━━ ТЕКСТ ДЛЯ ЧТЕНИЯ

Любое развитие с таким началом имеет множество возможностей, которые редко до конца осознаются его участниками. Оно может застыть в принципах и теориях, погибнуть в политической, социальной и экономической анархии, безрезультатно вернуться к началу, подобно тому, как в Париже 1793 года отчетливо чувствовалось, que cа changerait (что все изменится (фр.). — Прим. ред.).
После упоения первых дней, которое часто губит уже следующие возможности, как правило, следует протрезвление и неуверенность в «следующем шаге». К власти приходят элементы, рассматривающие упоение властью в качестве результата и стремящиеся увековечить состояние, которое возможно лишь на мгновения. Верные мысли доводятся фанатиками до абсурда. То, что сулило стать началом величия, оборачивается трагедией или комедией. Мы хотим заблаговременно и трезво указать на эти опасности, чтобы быть умнее, чем некоторые поколения прошлого.
И если здесь должен быть заложен прочный фундамент великого будущего, на который смогут опереться грядущие поколения, то нельзя обойтись без помощи старых традиций. Лишь то, что мы имеем в крови от наших отцов — идеи без слов, — есть прочный фундамент великого будущего. Сейчас себя оправдало именно то, что я некогда обозначил как «пруссачество» — важно оно, а не какой-либо вид «социализма». Нам необходимо воспитывать прусскую твердость, подобную той, что была явлена в 1870 [7] и 1914 годах и которая дремлет в глубине нашей души как ее постоянная возможность. Этого можно достичь только живым примером и нравственной самодисциплиной руководящего слоя, а не многословием или принуждением. Чтобы служить идее, нужно управлять самим собой, нужно быть готовым к внутренним жертвам по убеждению. Кто путает это с духовным давлением какой-нибудь программы, тот не понимает, о чем здесь идет речь. Тем самым я возвращаюсь к книге, где мною в 1919 году было впервые указано на эту нравственную необходимость, без которой ничего невозможно достичь надолго — «Пруссачество и социализм» [8]. Все другие народы мира обрели свой характер благодаря прошлому. У нас нет воспитывающего прошлого, поэтому вначале мы должны разбудить, раскрыть, воспитать наш характер, который как зародыш находится в нашей крови.

━━━━
━━ ПРЕДОСТАВЛЕННЫЕ ЗАПИСИ

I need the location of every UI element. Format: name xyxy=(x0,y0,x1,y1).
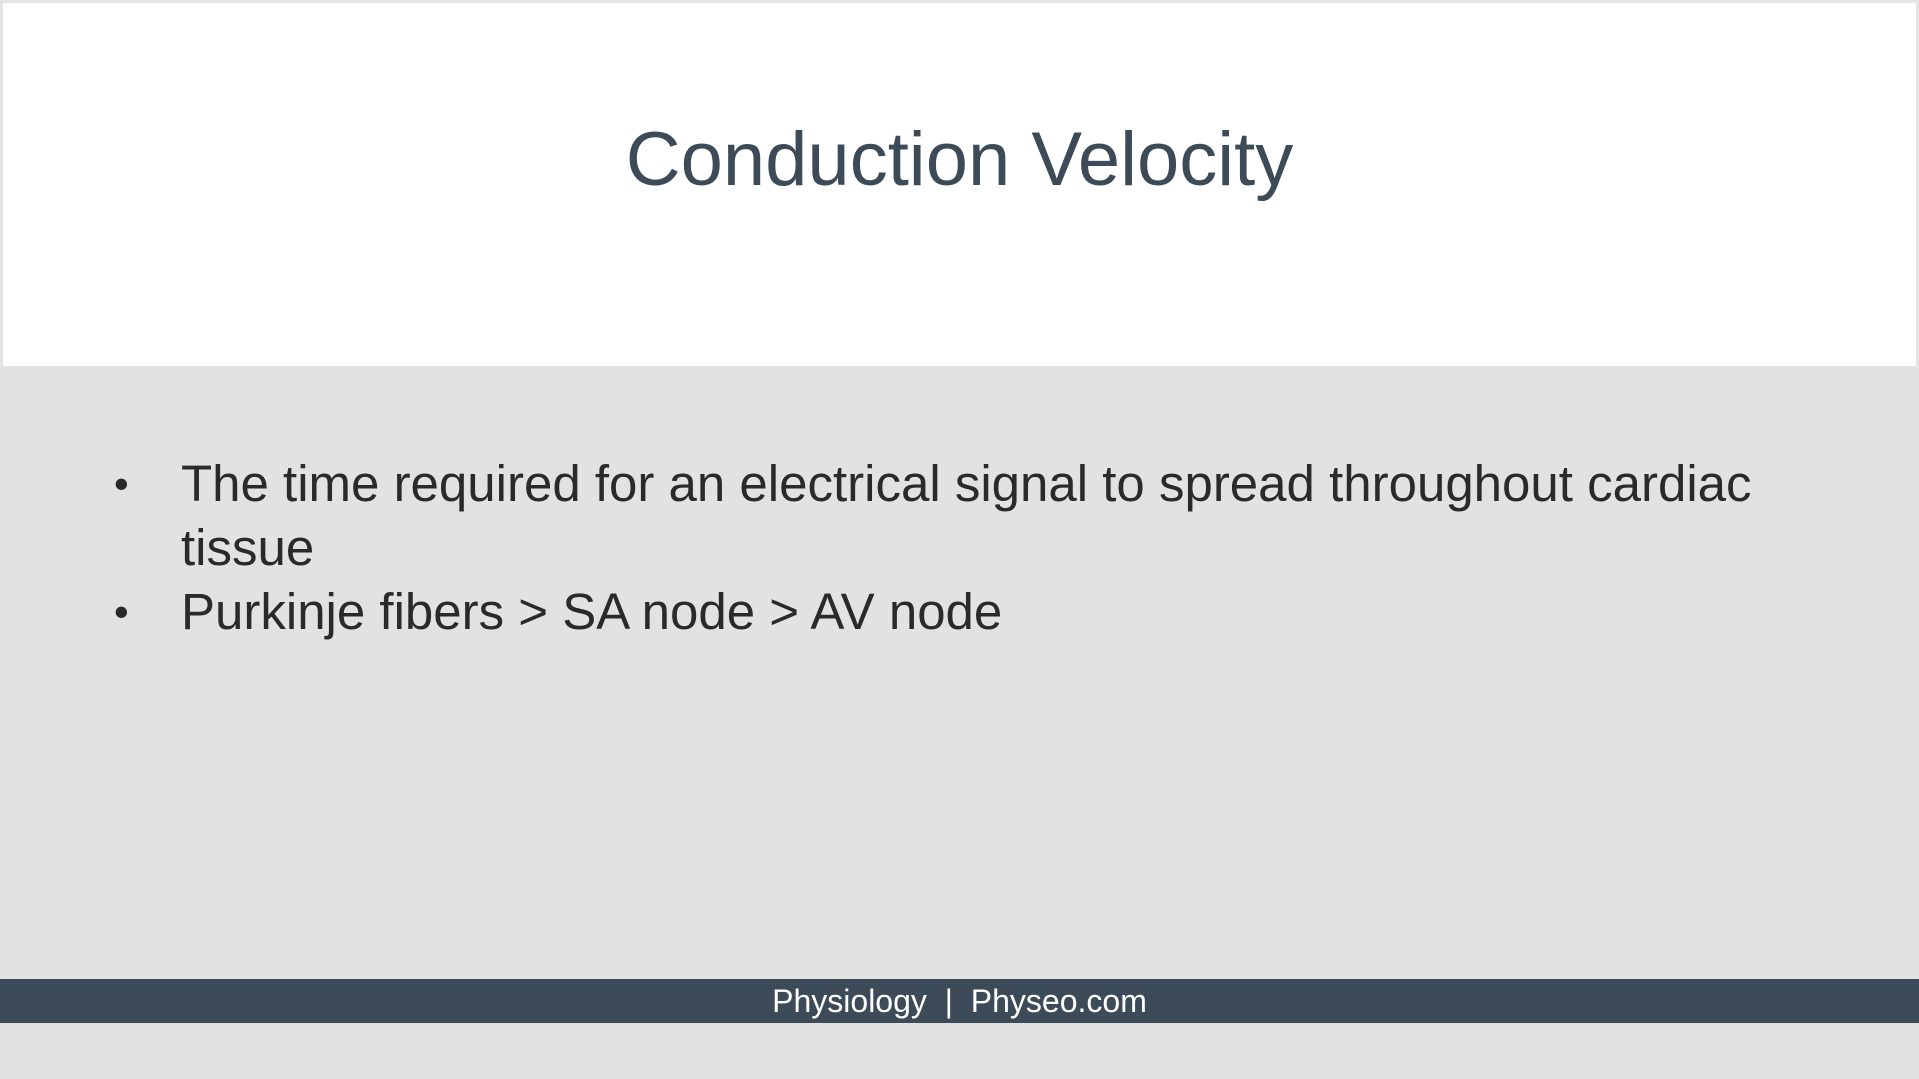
bullet-text: The time required for an electrical sign… xyxy=(181,455,1752,576)
slide: Conduction Velocity • The time required … xyxy=(0,0,1919,1079)
footer-bar: Physiology | Physeo.com xyxy=(0,979,1919,1023)
bullet-item: • The time required for an electrical si… xyxy=(108,452,1848,580)
footer-site: Physeo.com xyxy=(970,983,1147,1019)
footer-separator: | xyxy=(944,983,953,1019)
slide-title: Conduction Velocity xyxy=(625,117,1294,202)
bullet-icon: • xyxy=(114,460,129,507)
bullet-icon: • xyxy=(114,588,129,635)
bullet-text: Purkinje fibers > SA node > AV node xyxy=(181,583,1003,640)
bullet-item: • Purkinje fibers > SA node > AV node xyxy=(108,580,1848,644)
footer-subject: Physiology xyxy=(772,983,927,1019)
title-panel: Conduction Velocity xyxy=(0,0,1919,370)
bullet-list: • The time required for an electrical si… xyxy=(108,452,1848,644)
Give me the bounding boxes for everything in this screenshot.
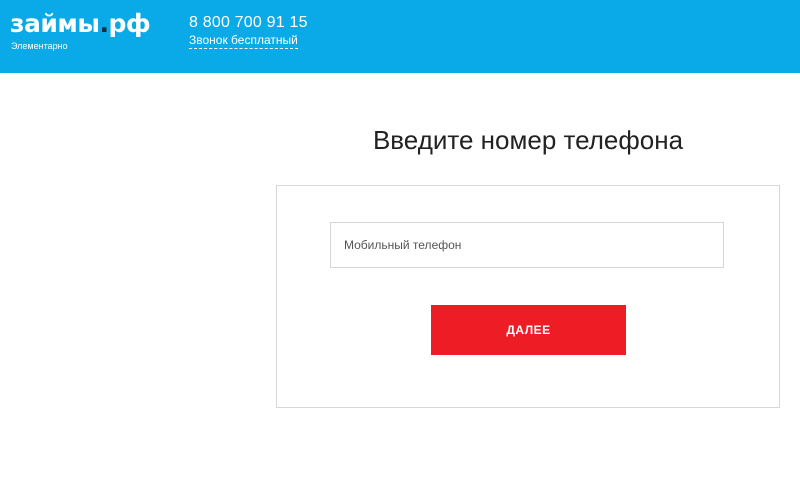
page-title: Введите номер телефона [372, 125, 684, 155]
site-header: займы.рф Элементарно 8 800 700 91 15 Зво… [0, 0, 800, 73]
logo[interactable]: займы.рф [10, 9, 151, 38]
logo-main: займы [10, 9, 100, 38]
logo-tagline: Элементарно [11, 41, 68, 51]
mobile-phone-input[interactable] [330, 222, 724, 268]
next-button[interactable]: ДАЛЕЕ [431, 305, 626, 355]
free-call-link[interactable]: Звонок бесплатный [189, 33, 298, 49]
phone-form-card: ДАЛЕЕ [276, 185, 780, 408]
logo-suffix: рф [108, 9, 151, 38]
hotline-phone: 8 800 700 91 15 [189, 14, 308, 31]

━━━━

ЧТО СДЕЛАТЬ
A) Ответьте по тексту для чтения на вопросы, каждый с новой строки:
(i) В каком городе и в каком году, по тексту, отчетливо чувствовалось, что все изменится?
(ii) Что фанатики делают с верными мыслями?
(iii) В каком году и в какой книге автор впервые указал на нравственную необходимость?
B) Перечислите все годы, которые упоминаются в тексте для чтения.
C) Допишите к тексту для чтения продолжение, которое идет сразу после его последнего предложения.

ОТВЕТЫ К ЗАДАНИЯМ
A)
(i) В Париже, в 1793 году.
(ii) Доводят их до абсурда.
(iii) В 1919 году, в книге «Пруссачество и социализм».

B) 1793, 1870, 1914, 1919.

C)
Этой цели посвящена и моя работа, первая часть которой представлена здесь. Я делаю то, что делал всегда: не даю желаемую картину будущего и в еще меньшей мере программу для ее достижения, как это модно у немцев, но излагаю ясную картину фактов, каковы они есть и каковыми будут. Я вижу дальше других. Я вижу не только большие возможности, но и великие опасности, их источник и, быть может, способы их избежать. И если никто не имеет мужества видеть и говорить то, что он видит, тогда это сделаю я. У меня есть право на критику, потому что с ее помощью я постоянно показывал то, что будет происходить, ибо это должно произойти. Начало решающим деяниям положено. Нельзя вернуть ничего из того, что уже стало фактом. Сейчас мы все должны идти в этом направлении, нравится оно нам или нет. Было бы близоруко и трусливо сказать «нет». То, чего не захочет сделать отдельный человек, с ним сделает история.
Но «да» предполагает понимание. Этому должна послужить данная книга. Она должна предостеречь от опасностей. А опасности есть всегда. Всякий, кто действует, подвергает себя опасности. Сама жизнь есть опасность. Но тот, кто связал судьбу государств и наций со своей собственной судьбой, тот должен идти навстречу этим опасностям, прямо смотря им в лицо. А для того, чтобы видеть, нужно, быть может, еще большее мужество.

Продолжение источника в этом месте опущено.